▶ Given task: Repeat everything from the item containing "Localize each UI" down to the item containing "843, 702, 876]", both included, with no changes.

[Begin]

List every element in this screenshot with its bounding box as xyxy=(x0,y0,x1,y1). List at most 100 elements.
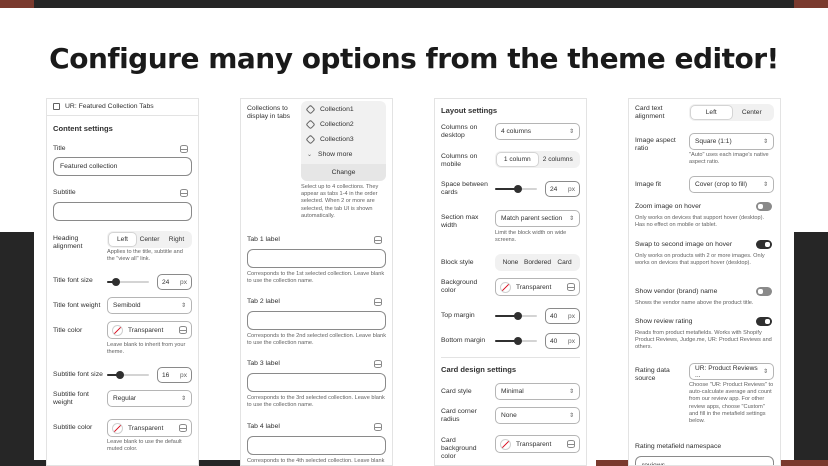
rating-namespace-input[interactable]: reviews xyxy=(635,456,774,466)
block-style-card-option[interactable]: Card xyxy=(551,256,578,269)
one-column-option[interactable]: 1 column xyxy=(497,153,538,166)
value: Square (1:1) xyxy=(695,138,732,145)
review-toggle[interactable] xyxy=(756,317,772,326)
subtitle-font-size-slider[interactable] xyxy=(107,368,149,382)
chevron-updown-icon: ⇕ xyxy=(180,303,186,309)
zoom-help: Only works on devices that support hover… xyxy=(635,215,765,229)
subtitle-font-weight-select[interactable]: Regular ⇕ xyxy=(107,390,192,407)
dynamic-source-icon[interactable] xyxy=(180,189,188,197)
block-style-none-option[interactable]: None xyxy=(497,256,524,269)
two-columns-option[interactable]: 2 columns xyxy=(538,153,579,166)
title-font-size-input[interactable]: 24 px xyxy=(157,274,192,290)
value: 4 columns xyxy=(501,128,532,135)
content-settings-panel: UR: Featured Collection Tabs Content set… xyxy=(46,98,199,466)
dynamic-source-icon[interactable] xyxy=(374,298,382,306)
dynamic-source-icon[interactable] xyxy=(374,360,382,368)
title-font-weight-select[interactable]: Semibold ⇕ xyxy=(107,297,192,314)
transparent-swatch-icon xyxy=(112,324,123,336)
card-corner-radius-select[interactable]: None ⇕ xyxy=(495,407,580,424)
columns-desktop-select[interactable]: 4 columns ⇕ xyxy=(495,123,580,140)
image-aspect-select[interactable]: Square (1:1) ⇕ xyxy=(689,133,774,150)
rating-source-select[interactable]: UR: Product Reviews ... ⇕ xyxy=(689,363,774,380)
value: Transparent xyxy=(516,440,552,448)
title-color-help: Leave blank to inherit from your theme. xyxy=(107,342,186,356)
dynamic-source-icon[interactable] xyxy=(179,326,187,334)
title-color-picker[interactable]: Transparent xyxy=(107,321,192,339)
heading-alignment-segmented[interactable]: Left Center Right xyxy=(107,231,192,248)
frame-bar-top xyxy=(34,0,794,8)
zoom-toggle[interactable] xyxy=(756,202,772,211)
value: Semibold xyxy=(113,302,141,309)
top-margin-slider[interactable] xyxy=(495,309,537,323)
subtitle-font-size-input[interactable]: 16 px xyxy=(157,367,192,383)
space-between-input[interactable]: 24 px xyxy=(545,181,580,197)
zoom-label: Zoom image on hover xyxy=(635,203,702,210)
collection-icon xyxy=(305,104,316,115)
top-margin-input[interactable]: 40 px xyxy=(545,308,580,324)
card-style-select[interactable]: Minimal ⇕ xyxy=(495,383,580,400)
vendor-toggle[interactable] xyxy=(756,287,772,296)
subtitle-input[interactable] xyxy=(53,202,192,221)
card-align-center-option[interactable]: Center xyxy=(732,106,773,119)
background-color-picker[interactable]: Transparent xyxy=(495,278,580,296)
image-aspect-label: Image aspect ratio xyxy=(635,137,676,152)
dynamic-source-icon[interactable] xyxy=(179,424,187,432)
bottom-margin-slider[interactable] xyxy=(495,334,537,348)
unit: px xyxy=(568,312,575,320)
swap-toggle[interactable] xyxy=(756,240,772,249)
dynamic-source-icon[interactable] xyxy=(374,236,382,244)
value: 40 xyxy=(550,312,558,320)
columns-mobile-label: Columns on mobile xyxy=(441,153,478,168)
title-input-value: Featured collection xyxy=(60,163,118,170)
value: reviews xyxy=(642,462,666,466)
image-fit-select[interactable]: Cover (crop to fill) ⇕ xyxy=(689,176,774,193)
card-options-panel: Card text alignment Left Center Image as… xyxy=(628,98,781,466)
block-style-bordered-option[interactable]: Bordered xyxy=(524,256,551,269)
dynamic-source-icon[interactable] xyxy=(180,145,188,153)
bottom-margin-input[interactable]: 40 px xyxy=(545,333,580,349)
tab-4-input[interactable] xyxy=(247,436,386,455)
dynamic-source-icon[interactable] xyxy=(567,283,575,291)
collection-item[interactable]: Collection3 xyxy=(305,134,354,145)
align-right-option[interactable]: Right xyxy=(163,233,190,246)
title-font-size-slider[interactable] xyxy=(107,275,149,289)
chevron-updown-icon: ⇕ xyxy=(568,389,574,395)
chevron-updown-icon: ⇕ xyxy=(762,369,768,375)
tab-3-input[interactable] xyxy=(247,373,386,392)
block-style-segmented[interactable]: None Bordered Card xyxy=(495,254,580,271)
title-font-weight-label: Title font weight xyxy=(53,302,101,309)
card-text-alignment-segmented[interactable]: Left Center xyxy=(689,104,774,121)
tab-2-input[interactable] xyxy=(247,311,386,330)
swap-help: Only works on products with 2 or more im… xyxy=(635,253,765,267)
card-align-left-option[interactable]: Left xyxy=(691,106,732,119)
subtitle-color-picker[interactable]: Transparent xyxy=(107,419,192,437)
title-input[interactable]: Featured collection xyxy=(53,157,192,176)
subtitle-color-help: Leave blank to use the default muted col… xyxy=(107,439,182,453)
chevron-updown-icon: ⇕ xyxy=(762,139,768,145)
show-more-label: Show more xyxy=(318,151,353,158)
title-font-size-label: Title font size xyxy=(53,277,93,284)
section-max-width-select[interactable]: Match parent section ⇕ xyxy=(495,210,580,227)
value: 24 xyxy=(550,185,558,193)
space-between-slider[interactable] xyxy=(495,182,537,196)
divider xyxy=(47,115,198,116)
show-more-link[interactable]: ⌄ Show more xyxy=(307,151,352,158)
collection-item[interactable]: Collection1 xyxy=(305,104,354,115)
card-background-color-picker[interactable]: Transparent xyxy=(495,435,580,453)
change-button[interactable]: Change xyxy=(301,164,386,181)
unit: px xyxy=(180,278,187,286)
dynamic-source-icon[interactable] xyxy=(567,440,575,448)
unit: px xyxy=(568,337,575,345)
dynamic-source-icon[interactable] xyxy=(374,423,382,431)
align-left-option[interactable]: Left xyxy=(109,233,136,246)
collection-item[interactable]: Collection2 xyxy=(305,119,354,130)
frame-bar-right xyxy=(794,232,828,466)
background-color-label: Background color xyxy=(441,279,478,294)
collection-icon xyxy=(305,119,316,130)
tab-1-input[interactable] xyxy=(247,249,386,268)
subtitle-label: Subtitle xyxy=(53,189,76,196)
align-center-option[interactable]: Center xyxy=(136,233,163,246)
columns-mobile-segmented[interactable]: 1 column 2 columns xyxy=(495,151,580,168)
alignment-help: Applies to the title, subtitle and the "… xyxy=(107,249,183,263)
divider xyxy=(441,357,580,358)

[End]
[Begin]

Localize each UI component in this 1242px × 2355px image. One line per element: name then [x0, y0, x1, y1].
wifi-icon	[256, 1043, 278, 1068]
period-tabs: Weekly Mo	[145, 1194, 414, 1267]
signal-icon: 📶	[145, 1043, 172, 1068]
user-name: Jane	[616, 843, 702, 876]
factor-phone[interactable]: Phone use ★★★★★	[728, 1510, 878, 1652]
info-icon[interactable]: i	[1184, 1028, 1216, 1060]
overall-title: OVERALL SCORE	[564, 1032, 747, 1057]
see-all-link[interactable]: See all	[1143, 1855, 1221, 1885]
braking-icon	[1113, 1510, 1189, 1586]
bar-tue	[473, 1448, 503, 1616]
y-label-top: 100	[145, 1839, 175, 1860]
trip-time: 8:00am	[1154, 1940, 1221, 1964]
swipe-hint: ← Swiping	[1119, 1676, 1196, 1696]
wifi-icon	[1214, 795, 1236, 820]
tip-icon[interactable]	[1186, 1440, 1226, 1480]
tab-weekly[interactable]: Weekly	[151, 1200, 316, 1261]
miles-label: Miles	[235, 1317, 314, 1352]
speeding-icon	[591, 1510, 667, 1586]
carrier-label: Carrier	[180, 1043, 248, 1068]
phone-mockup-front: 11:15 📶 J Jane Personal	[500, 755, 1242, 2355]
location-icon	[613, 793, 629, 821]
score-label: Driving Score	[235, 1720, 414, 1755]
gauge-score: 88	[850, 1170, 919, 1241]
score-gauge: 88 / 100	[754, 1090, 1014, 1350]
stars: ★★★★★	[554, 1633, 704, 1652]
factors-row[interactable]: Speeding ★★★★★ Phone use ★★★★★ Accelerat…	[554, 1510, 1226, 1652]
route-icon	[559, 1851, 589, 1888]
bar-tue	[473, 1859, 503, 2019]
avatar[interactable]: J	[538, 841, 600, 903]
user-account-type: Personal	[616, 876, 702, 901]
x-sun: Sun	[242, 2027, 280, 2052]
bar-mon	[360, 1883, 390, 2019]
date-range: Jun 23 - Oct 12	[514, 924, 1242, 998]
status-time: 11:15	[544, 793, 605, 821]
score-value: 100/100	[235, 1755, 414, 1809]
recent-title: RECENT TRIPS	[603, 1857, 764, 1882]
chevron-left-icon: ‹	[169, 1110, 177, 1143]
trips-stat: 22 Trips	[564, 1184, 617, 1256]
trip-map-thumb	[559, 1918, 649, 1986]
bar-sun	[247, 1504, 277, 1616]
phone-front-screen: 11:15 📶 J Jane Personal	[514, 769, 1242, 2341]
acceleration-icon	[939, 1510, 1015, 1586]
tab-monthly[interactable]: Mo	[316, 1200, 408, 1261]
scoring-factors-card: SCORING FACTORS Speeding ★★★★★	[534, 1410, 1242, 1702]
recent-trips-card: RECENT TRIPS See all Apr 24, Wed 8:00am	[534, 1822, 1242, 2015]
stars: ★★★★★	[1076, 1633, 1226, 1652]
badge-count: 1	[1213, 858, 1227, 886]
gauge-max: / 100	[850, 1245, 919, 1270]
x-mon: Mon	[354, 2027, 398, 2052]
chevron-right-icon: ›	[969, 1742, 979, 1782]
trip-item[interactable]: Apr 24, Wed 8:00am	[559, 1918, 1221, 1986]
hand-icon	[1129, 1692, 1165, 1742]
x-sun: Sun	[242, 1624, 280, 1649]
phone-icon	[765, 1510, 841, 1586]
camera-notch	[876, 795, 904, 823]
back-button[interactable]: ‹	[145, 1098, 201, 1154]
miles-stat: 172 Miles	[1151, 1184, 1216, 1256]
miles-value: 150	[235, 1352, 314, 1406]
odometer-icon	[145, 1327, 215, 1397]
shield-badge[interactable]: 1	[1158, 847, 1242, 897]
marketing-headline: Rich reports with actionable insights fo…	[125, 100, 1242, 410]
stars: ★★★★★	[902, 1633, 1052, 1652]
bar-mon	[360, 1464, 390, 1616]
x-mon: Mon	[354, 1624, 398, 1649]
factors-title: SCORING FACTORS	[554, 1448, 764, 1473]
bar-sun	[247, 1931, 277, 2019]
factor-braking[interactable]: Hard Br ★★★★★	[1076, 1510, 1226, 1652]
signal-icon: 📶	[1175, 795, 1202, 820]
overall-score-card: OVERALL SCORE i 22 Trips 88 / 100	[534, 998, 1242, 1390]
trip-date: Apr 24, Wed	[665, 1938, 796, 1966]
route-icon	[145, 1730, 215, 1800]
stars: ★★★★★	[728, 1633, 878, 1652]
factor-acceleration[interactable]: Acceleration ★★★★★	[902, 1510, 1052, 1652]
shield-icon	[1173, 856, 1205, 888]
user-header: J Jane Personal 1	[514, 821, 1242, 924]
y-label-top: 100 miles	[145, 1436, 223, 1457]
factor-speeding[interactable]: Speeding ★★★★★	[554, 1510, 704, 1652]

[End]
[Begin]

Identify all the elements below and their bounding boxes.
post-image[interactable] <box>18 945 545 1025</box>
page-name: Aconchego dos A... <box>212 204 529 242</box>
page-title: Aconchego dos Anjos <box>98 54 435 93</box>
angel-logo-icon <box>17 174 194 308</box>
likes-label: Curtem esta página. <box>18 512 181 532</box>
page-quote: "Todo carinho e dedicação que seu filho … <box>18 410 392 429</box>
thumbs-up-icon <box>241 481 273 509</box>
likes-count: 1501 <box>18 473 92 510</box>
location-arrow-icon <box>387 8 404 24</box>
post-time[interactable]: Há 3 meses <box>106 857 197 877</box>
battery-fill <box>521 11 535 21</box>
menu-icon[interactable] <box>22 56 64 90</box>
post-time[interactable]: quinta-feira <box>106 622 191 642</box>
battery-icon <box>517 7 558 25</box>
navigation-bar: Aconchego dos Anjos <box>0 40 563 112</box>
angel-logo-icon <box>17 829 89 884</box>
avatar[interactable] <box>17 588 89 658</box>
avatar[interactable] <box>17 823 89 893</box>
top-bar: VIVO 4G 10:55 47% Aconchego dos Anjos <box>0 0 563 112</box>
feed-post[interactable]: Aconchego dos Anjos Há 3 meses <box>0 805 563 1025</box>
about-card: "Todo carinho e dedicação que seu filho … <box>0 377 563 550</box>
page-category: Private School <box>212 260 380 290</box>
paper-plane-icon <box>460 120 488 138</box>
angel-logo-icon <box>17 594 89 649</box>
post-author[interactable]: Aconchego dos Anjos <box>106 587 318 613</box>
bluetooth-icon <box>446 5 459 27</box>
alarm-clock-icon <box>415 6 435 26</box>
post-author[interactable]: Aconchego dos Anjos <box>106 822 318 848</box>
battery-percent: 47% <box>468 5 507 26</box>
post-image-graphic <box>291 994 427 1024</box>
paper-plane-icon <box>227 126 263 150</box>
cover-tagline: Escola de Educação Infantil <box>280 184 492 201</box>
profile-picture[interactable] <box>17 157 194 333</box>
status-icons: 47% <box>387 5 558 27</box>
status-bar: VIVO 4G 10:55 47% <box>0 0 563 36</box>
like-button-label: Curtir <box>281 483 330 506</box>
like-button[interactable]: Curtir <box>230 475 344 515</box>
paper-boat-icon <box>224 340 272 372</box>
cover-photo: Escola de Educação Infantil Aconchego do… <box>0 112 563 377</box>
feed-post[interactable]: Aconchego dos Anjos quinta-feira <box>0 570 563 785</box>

[End]

▶ Exercise output:
Localize each UI component in this 1242px × 2355px image. One line per element: name then [x0, y0, x1, y1].
wifi-icon	[256, 1043, 278, 1068]
period-tabs: Weekly Mo	[145, 1194, 414, 1267]
signal-icon: 📶	[145, 1043, 172, 1068]
user-name: Jane	[616, 843, 702, 876]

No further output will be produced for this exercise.